▶ [Data for this task]

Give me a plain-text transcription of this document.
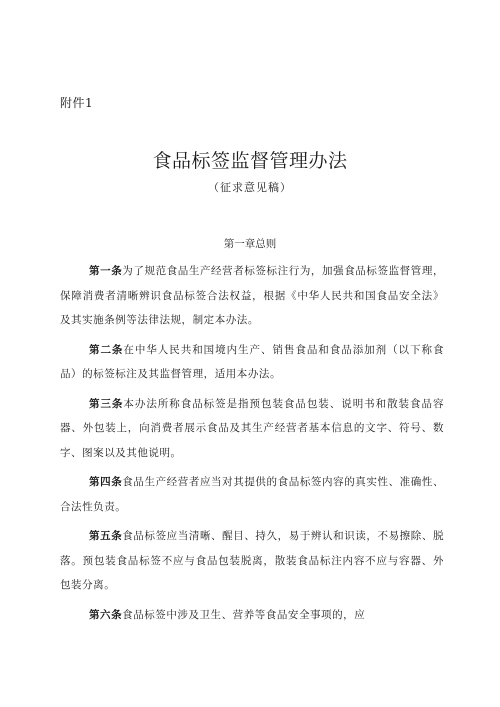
附件1
食品标签监督管理办法
（征求意见稿）
第一章总则

第一条为了规范食品生产经营者标签标注行为，加强食品标签监督管理，保障消费者清晰辨识食品标签合法权益，根据《中华人民共和国食品安全法》及其实施条例等法律法规，制定本办法。

第二条在中华人民共和国境内生产、销售食品和食品添加剂（以下称食品）的标签标注及其监督管理，适用本办法。

第三条本办法所称食品标签是指预包装食品包装、说明书和散装食品容器、外包装上，向消费者展示食品及其生产经营者基本信息的文字、符号、数字、图案以及其他说明。

第四条食品生产经营者应当对其提供的食品标签内容的真实性、准确性、合法性负责。

第五条食品标签应当清晰、醒目、持久，易于辨认和识读，不易擦除、脱落。预包装食品标签不应与食品包装脱离，散装食品标注内容不应与容器、外包装分离。

第六条食品标签中涉及卫生、营养等食品安全事项的，应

▶ [Do this]
Give an exact copy of the material, leaving out every picture.

▶ [The result]
Give me a plain-text transcription of this document.
附件1
食品标签监督管理办法
（征求意见稿）
第一章总则

第一条为了规范食品生产经营者标签标注行为，加强食品标签监督管理，保障消费者清晰辨识食品标签合法权益，根据《中华人民共和国食品安全法》及其实施条例等法律法规，制定本办法。

第二条在中华人民共和国境内生产、销售食品和食品添加剂（以下称食品）的标签标注及其监督管理，适用本办法。

第三条本办法所称食品标签是指预包装食品包装、说明书和散装食品容器、外包装上，向消费者展示食品及其生产经营者基本信息的文字、符号、数字、图案以及其他说明。

第四条食品生产经营者应当对其提供的食品标签内容的真实性、准确性、合法性负责。

第五条食品标签应当清晰、醒目、持久，易于辨认和识读，不易擦除、脱落。预包装食品标签不应与食品包装脱离，散装食品标注内容不应与容器、外包装分离。

第六条食品标签中涉及卫生、营养等食品安全事项的，应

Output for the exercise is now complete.